> **Given instruction**:
Locate the string "logo" in the listing below. Copy every line where it is found.

> **Exercise inputs**:
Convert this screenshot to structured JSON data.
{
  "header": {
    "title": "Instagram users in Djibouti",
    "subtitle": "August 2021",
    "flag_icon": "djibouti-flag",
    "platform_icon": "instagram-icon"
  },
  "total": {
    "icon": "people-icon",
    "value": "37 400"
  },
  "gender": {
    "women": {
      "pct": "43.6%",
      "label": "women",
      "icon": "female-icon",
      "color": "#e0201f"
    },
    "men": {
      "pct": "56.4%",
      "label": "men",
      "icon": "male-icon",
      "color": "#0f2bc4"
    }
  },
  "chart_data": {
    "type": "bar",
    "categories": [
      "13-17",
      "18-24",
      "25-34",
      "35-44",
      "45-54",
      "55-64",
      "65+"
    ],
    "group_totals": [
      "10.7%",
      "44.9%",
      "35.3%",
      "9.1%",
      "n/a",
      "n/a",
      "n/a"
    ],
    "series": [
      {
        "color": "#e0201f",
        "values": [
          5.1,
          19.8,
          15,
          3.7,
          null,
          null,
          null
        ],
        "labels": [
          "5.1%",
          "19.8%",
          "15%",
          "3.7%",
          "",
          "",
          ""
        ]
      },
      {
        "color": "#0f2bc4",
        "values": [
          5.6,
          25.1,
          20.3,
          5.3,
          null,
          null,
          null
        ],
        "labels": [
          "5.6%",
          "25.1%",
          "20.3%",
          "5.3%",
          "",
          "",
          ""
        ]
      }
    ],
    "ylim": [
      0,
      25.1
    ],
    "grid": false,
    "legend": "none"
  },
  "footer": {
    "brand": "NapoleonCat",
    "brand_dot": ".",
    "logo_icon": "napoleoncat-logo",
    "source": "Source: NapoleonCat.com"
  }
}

...

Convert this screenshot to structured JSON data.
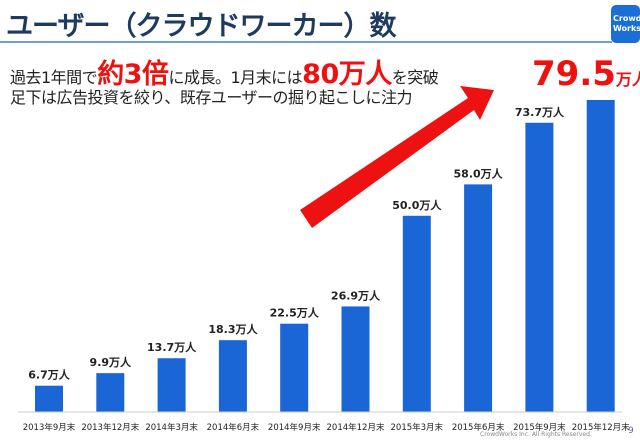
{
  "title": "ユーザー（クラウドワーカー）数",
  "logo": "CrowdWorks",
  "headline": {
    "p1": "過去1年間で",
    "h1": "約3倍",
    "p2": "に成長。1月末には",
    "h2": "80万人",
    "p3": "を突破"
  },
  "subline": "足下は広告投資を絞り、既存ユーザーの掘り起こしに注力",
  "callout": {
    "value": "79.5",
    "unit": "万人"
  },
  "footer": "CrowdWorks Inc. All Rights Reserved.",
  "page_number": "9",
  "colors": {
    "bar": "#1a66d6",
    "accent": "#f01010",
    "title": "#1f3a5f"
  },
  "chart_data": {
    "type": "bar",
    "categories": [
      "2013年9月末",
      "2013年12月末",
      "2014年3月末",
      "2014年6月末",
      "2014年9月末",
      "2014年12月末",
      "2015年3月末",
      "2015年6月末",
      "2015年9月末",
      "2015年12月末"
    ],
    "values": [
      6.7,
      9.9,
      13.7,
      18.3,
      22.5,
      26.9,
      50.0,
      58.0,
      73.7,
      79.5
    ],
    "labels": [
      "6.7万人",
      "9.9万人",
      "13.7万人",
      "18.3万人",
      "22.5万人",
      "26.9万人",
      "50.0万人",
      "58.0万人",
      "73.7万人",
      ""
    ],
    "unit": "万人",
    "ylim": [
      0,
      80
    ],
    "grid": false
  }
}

---

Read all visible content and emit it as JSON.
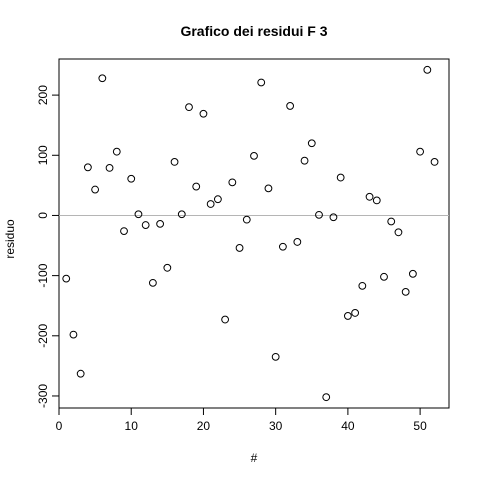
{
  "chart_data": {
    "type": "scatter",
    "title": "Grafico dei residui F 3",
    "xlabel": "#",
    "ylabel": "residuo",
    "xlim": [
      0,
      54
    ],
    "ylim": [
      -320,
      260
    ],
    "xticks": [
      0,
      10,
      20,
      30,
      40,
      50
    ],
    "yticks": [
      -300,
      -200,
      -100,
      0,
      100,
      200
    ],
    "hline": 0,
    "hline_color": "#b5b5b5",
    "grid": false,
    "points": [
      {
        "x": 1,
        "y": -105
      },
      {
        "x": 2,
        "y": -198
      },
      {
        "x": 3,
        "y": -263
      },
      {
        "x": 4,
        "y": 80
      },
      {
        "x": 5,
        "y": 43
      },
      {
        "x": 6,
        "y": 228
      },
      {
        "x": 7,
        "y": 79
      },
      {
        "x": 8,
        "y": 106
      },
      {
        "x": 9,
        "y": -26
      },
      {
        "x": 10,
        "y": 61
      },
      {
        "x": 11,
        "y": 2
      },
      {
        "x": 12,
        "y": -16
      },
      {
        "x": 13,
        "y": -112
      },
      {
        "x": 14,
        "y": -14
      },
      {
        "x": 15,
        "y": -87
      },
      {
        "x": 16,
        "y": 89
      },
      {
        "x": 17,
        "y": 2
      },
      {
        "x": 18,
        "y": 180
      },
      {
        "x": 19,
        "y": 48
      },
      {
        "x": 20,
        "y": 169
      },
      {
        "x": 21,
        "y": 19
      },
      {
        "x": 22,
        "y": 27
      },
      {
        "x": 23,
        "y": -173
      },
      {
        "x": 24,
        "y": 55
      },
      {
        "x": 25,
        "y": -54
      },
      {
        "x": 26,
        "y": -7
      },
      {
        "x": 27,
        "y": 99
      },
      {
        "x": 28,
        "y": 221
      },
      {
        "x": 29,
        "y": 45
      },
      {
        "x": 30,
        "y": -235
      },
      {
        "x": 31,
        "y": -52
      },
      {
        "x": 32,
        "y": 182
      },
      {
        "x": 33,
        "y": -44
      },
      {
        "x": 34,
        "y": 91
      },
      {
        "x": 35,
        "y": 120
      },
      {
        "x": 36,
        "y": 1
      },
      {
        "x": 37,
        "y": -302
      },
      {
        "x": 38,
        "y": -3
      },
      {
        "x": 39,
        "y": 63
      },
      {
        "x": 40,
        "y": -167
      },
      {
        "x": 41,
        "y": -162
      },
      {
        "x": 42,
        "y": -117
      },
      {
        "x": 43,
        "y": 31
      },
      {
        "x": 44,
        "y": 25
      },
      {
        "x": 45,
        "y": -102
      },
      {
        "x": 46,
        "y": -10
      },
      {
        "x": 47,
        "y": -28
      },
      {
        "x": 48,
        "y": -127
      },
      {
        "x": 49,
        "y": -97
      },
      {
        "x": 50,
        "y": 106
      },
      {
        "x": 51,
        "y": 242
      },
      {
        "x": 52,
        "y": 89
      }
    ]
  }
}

> **Completed exercise**:
    "logo_icon": "napoleoncat-logo",
  "logo": "CrowdWorks",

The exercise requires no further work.